- DIRECTION:
Turn every line of the items below into a single numbered list, leaving out the blank lines.
* BEGIN DATA SHOWN *
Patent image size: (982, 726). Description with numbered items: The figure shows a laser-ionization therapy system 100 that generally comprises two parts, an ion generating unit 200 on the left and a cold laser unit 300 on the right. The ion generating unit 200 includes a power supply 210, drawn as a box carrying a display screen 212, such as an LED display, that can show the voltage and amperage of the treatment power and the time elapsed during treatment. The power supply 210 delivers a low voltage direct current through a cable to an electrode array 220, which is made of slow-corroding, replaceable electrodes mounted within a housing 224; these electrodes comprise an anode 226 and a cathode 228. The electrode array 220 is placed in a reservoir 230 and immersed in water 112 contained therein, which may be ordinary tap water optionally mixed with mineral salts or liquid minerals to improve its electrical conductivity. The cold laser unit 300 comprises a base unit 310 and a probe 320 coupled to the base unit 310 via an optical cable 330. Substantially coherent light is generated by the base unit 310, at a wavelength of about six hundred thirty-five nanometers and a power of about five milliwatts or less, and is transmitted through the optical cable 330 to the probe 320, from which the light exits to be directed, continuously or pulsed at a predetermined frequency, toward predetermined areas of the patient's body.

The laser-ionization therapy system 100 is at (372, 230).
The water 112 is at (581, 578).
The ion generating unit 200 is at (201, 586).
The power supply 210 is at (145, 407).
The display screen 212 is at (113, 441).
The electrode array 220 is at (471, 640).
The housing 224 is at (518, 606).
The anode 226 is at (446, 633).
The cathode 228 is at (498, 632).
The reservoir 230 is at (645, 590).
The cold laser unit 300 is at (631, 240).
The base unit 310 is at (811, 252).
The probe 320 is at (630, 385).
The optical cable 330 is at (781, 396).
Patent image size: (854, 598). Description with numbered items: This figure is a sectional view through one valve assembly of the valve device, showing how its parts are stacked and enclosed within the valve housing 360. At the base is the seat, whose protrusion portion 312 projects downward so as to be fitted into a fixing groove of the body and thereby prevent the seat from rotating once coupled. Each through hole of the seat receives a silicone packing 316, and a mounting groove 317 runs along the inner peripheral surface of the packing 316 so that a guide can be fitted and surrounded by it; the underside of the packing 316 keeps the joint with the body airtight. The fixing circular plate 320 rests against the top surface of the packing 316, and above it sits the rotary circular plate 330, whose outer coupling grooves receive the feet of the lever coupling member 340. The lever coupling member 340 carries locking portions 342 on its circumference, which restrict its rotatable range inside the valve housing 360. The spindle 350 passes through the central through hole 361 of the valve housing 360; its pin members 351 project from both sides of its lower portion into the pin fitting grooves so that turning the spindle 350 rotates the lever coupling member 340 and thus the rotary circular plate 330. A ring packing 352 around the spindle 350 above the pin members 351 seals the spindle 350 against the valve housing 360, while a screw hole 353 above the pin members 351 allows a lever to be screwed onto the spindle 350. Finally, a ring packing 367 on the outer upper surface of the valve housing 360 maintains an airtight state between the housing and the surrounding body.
* END DATA SHOWN *
- EXERCISE RESPONSE:
1. Patent image size: (982, 726). Description with numbered items: The figure shows a laser-ionization therapy system 100 that generally comprises two parts, an ion generating unit 200 on the left and a cold laser unit 300 on the right. The ion generating unit 200 includes a power supply 210, drawn as a box carrying a display screen 212, such as an LED display, that can show the voltage and amperage of the treatment power and the time elapsed during treatment. The power supply 210 delivers a low voltage direct current through a cable to an electrode array 220, which is made of slow-corroding, replaceable electrodes mounted within a housing 224; these electrodes comprise an anode 226 and a cathode 228. The electrode array 220 is placed in a reservoir 230 and immersed in water 112 contained therein, which may be ordinary tap water optionally mixed with mineral salts or liquid minerals to improve its electrical conductivity. The cold laser unit 300 comprises a base unit 310 and a probe 320 coupled to the base unit 310 via an optical cable 330. Substantially coherent light is generated by the base unit 310, at a wavelength of about six hundred thirty-five nanometers and a power of about five milliwatts or less, and is transmitted through the optical cable 330 to the probe 320, from which the light exits to be directed, continuously or pulsed at a predetermined frequency, toward predetermined areas of the patient's body.
2. The laser-ionization therapy system 100 is at (372, 230).
3. The water 112 is at (581, 578).
4. The ion generating unit 200 is at (201, 586).
5. The power supply 210 is at (145, 407).
6. The display screen 212 is at (113, 441).
7. The electrode array 220 is at (471, 640).
8. The housing 224 is at (518, 606).
9. The anode 226 is at (446, 633).
10. The cathode 228 is at (498, 632).
11. The reservoir 230 is at (645, 590).
12. The cold laser unit 300 is at (631, 240).
13. The base unit 310 is at (811, 252).
14. The probe 320 is at (630, 385).
15. The optical cable 330 is at (781, 396).
16. Patent image size: (854, 598). Description with numbered items: This figure is a sectional view through one valve assembly of the valve device, showing how its parts are stacked and enclosed within the valve housing 360. At the base is the seat, whose protrusion portion 312 projects downward so as to be fitted into a fixing groove of the body and thereby prevent the seat from rotating once coupled. Each through hole of the seat receives a silicone packing 316, and a mounting groove 317 runs along the inner peripheral surface of the packing 316 so that a guide can be fitted and surrounded by it; the underside of the packing 316 keeps the joint with the body airtight. The fixing circular plate 320 rests against the top surface of the packing 316, and above it sits the rotary circular plate 330, whose outer coupling grooves receive the feet of the lever coupling member 340. The lever coupling member 340 carries locking portions 342 on its circumference, which restrict its rotatable range inside the valve housing 360. The spindle 350 passes through the central through hole 361 of the valve housing 360; its pin members 351 project from both sides of its lower portion into the pin fitting grooves so that turning the spindle 350 rotates the lever coupling member 340 and thus the rotary circular plate 330. A ring packing 352 around the spindle 350 above the pin members 351 seals the spindle 350 against the valve housing 360, while a screw hole 353 above the pin members 351 allows a lever to be screwed onto the spindle 350. Finally, a ring packing 367 on the outer upper surface of the valve housing 360 maintains an airtight state between the housing and the surrounding body.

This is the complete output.